------ RECORDS TO USE

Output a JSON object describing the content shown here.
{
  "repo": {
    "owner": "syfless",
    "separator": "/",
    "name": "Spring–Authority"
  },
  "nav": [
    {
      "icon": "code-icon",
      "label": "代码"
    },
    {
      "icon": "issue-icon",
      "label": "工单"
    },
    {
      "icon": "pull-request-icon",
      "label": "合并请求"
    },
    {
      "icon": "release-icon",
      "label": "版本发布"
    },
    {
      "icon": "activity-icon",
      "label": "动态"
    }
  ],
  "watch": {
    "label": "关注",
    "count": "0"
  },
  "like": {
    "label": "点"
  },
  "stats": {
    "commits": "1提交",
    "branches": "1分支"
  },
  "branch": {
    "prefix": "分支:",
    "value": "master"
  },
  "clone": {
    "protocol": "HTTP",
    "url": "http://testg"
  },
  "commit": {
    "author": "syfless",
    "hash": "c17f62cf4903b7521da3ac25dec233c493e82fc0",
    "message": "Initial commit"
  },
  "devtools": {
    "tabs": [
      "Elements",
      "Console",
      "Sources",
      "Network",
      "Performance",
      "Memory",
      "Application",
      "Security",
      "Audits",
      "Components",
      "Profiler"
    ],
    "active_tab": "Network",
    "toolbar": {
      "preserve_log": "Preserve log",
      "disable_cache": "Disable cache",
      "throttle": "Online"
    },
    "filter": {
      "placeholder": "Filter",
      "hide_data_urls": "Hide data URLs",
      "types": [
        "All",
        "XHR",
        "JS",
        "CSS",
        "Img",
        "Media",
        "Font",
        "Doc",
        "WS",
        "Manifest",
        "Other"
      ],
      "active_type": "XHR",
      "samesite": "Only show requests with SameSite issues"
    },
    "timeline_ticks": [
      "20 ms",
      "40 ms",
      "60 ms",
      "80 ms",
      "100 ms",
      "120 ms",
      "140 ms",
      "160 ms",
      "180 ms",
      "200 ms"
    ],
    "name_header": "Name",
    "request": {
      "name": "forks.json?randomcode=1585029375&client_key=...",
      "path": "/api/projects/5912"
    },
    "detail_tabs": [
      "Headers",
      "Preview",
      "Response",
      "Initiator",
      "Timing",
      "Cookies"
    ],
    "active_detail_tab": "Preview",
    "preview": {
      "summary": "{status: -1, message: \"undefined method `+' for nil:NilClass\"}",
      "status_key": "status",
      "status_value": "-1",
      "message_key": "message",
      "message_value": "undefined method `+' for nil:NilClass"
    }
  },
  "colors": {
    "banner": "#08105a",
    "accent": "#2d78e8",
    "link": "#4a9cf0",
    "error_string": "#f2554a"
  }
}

------------

* WRITTEN PROBLEM:
Each record above must be given again exactly.

* FULL OUTPUT:
Output a JSON object describing the content shown here.
{
  "repo": {
    "owner": "syfless",
    "separator": "/",
    "name": "Spring–Authority"
  },
  "nav": [
    {
      "icon": "code-icon",
      "label": "代码"
    },
    {
      "icon": "issue-icon",
      "label": "工单"
    },
    {
      "icon": "pull-request-icon",
      "label": "合并请求"
    },
    {
      "icon": "release-icon",
      "label": "版本发布"
    },
    {
      "icon": "activity-icon",
      "label": "动态"
    }
  ],
  "watch": {
    "label": "关注",
    "count": "0"
  },
  "like": {
    "label": "点"
  },
  "stats": {
    "commits": "1提交",
    "branches": "1分支"
  },
  "branch": {
    "prefix": "分支:",
    "value": "master"
  },
  "clone": {
    "protocol": "HTTP",
    "url": "http://testg"
  },
  "commit": {
    "author": "syfless",
    "hash": "c17f62cf4903b7521da3ac25dec233c493e82fc0",
    "message": "Initial commit"
  },
  "devtools": {
    "tabs": [
      "Elements",
      "Console",
      "Sources",
      "Network",
      "Performance",
      "Memory",
      "Application",
      "Security",
      "Audits",
      "Components",
      "Profiler"
    ],
    "active_tab": "Network",
    "toolbar": {
      "preserve_log": "Preserve log",
      "disable_cache": "Disable cache",
      "throttle": "Online"
    },
    "filter": {
      "placeholder": "Filter",
      "hide_data_urls": "Hide data URLs",
      "types": [
        "All",
        "XHR",
        "JS",
        "CSS",
        "Img",
        "Media",
        "Font",
        "Doc",
        "WS",
        "Manifest",
        "Other"
      ],
      "active_type": "XHR",
      "samesite": "Only show requests with SameSite issues"
    },
    "timeline_ticks": [
      "20 ms",
      "40 ms",
      "60 ms",
      "80 ms",
      "100 ms",
      "120 ms",
      "140 ms",
      "160 ms",
      "180 ms",
      "200 ms"
    ],
    "name_header": "Name",
    "request": {
      "name": "forks.json?randomcode=1585029375&client_key=...",
      "path": "/api/projects/5912"
    },
    "detail_tabs": [
      "Headers",
      "Preview",
      "Response",
      "Initiator",
      "Timing",
      "Cookies"
    ],
    "active_detail_tab": "Preview",
    "preview": {
      "summary": "{status: -1, message: \"undefined method `+' for nil:NilClass\"}",
      "status_key": "status",
      "status_value": "-1",
      "message_key": "message",
      "message_value": "undefined method `+' for nil:NilClass"
    }
  },
  "colors": {
    "banner": "#08105a",
    "accent": "#2d78e8",
    "link": "#4a9cf0",
    "error_string": "#f2554a"
  }
}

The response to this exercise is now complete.